### [Aim]
Reproduce every one of the entries below line for line, changing nothing.

## START Entries provided

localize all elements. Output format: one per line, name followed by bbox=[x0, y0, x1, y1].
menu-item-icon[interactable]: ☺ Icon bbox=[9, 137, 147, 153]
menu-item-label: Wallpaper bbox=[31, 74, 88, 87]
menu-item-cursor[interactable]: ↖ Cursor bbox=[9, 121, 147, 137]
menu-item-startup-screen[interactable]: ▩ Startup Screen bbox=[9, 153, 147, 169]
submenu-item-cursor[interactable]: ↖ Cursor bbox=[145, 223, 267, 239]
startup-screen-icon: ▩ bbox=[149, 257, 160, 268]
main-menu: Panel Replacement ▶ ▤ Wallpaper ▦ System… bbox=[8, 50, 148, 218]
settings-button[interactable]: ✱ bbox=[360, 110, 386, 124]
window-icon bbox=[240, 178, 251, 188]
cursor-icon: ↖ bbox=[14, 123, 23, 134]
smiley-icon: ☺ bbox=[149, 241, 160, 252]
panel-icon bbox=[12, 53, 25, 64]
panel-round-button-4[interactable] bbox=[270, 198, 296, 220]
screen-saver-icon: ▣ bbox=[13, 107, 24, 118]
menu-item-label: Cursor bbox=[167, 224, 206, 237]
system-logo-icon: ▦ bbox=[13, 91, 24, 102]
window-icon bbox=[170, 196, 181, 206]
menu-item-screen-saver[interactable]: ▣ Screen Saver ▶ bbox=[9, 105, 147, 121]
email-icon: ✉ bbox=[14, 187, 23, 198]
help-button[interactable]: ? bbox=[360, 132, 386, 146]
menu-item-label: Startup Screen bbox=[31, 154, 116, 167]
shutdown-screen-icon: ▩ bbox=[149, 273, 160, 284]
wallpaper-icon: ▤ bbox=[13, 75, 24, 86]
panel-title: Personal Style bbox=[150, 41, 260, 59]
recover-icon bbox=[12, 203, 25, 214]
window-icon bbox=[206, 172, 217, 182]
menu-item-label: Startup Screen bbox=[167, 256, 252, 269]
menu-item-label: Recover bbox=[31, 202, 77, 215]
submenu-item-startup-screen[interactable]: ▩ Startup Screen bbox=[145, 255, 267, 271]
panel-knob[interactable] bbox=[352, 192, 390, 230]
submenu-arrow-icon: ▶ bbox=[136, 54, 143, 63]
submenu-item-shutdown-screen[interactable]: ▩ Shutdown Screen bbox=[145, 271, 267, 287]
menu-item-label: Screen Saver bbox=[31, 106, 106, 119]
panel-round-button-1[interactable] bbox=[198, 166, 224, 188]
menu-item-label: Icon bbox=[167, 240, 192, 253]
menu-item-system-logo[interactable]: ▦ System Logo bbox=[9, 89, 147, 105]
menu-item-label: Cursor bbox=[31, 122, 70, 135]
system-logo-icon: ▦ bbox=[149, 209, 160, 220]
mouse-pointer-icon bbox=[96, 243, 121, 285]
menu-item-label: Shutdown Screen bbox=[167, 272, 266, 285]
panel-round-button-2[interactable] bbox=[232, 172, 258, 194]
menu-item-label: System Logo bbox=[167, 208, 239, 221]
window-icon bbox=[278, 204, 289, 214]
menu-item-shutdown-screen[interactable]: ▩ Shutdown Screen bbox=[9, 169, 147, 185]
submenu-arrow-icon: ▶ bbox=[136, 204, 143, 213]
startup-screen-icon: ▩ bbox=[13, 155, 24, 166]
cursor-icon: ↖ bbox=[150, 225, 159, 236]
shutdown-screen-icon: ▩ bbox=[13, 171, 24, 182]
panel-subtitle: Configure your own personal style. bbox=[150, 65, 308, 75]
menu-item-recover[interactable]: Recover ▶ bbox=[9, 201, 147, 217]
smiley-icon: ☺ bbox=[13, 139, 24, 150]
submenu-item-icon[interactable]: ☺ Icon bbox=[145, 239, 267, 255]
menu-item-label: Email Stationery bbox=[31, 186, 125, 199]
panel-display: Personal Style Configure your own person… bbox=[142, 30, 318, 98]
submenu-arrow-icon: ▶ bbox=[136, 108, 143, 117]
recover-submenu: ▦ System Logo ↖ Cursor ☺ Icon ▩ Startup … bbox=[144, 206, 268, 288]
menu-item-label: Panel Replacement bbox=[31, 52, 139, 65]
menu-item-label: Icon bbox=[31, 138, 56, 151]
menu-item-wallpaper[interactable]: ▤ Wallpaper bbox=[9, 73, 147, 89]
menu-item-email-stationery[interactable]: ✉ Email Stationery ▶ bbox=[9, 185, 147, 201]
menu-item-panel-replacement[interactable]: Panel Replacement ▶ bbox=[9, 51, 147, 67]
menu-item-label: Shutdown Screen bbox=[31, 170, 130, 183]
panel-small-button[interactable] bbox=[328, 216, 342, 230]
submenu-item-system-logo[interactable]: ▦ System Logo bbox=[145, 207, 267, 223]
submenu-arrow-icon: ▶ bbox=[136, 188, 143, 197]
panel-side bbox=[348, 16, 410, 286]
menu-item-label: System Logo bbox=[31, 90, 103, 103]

## END Entries provided

### [Complete answer]
localize all elements. Output format: one per line, name followed by bbox=[x0, y0, x1, y1].
menu-item-icon[interactable]: ☺ Icon bbox=[9, 137, 147, 153]
menu-item-label: Wallpaper bbox=[31, 74, 88, 87]
menu-item-cursor[interactable]: ↖ Cursor bbox=[9, 121, 147, 137]
menu-item-startup-screen[interactable]: ▩ Startup Screen bbox=[9, 153, 147, 169]
submenu-item-cursor[interactable]: ↖ Cursor bbox=[145, 223, 267, 239]
startup-screen-icon: ▩ bbox=[149, 257, 160, 268]
main-menu: Panel Replacement ▶ ▤ Wallpaper ▦ System… bbox=[8, 50, 148, 218]
settings-button[interactable]: ✱ bbox=[360, 110, 386, 124]
window-icon bbox=[240, 178, 251, 188]
cursor-icon: ↖ bbox=[14, 123, 23, 134]
smiley-icon: ☺ bbox=[149, 241, 160, 252]
panel-icon bbox=[12, 53, 25, 64]
panel-round-button-4[interactable] bbox=[270, 198, 296, 220]
screen-saver-icon: ▣ bbox=[13, 107, 24, 118]
menu-item-label: Cursor bbox=[167, 224, 206, 237]
system-logo-icon: ▦ bbox=[13, 91, 24, 102]
window-icon bbox=[170, 196, 181, 206]
menu-item-screen-saver[interactable]: ▣ Screen Saver ▶ bbox=[9, 105, 147, 121]
email-icon: ✉ bbox=[14, 187, 23, 198]
help-button[interactable]: ? bbox=[360, 132, 386, 146]
menu-item-label: Startup Screen bbox=[31, 154, 116, 167]
shutdown-screen-icon: ▩ bbox=[149, 273, 160, 284]
wallpaper-icon: ▤ bbox=[13, 75, 24, 86]
panel-title: Personal Style bbox=[150, 41, 260, 59]
recover-icon bbox=[12, 203, 25, 214]
window-icon bbox=[206, 172, 217, 182]
menu-item-label: Startup Screen bbox=[167, 256, 252, 269]
menu-item-label: Recover bbox=[31, 202, 77, 215]
submenu-item-startup-screen[interactable]: ▩ Startup Screen bbox=[145, 255, 267, 271]
panel-knob[interactable] bbox=[352, 192, 390, 230]
submenu-arrow-icon: ▶ bbox=[136, 54, 143, 63]
submenu-item-shutdown-screen[interactable]: ▩ Shutdown Screen bbox=[145, 271, 267, 287]
menu-item-label: Screen Saver bbox=[31, 106, 106, 119]
panel-round-button-1[interactable] bbox=[198, 166, 224, 188]
menu-item-label: Icon bbox=[167, 240, 192, 253]
menu-item-system-logo[interactable]: ▦ System Logo bbox=[9, 89, 147, 105]
menu-item-label: Cursor bbox=[31, 122, 70, 135]
system-logo-icon: ▦ bbox=[149, 209, 160, 220]
mouse-pointer-icon bbox=[96, 243, 121, 285]
menu-item-label: Shutdown Screen bbox=[167, 272, 266, 285]
panel-round-button-2[interactable] bbox=[232, 172, 258, 194]
menu-item-label: System Logo bbox=[167, 208, 239, 221]
window-icon bbox=[278, 204, 289, 214]
menu-item-shutdown-screen[interactable]: ▩ Shutdown Screen bbox=[9, 169, 147, 185]
submenu-arrow-icon: ▶ bbox=[136, 204, 143, 213]
startup-screen-icon: ▩ bbox=[13, 155, 24, 166]
cursor-icon: ↖ bbox=[150, 225, 159, 236]
shutdown-screen-icon: ▩ bbox=[13, 171, 24, 182]
panel-subtitle: Configure your own personal style. bbox=[150, 65, 308, 75]
menu-item-recover[interactable]: Recover ▶ bbox=[9, 201, 147, 217]
smiley-icon: ☺ bbox=[13, 139, 24, 150]
submenu-item-icon[interactable]: ☺ Icon bbox=[145, 239, 267, 255]
menu-item-label: Email Stationery bbox=[31, 186, 125, 199]
panel-display: Personal Style Configure your own person… bbox=[142, 30, 318, 98]
submenu-arrow-icon: ▶ bbox=[136, 108, 143, 117]
recover-submenu: ▦ System Logo ↖ Cursor ☺ Icon ▩ Startup … bbox=[144, 206, 268, 288]
menu-item-label: Panel Replacement bbox=[31, 52, 139, 65]
menu-item-label: Icon bbox=[31, 138, 56, 151]
menu-item-wallpaper[interactable]: ▤ Wallpaper bbox=[9, 73, 147, 89]
menu-item-email-stationery[interactable]: ✉ Email Stationery ▶ bbox=[9, 185, 147, 201]
menu-item-panel-replacement[interactable]: Panel Replacement ▶ bbox=[9, 51, 147, 67]
menu-item-label: Shutdown Screen bbox=[31, 170, 130, 183]
panel-small-button[interactable] bbox=[328, 216, 342, 230]
submenu-item-system-logo[interactable]: ▦ System Logo bbox=[145, 207, 267, 223]
submenu-arrow-icon: ▶ bbox=[136, 188, 143, 197]
panel-side bbox=[348, 16, 410, 286]
menu-item-label: System Logo bbox=[31, 90, 103, 103]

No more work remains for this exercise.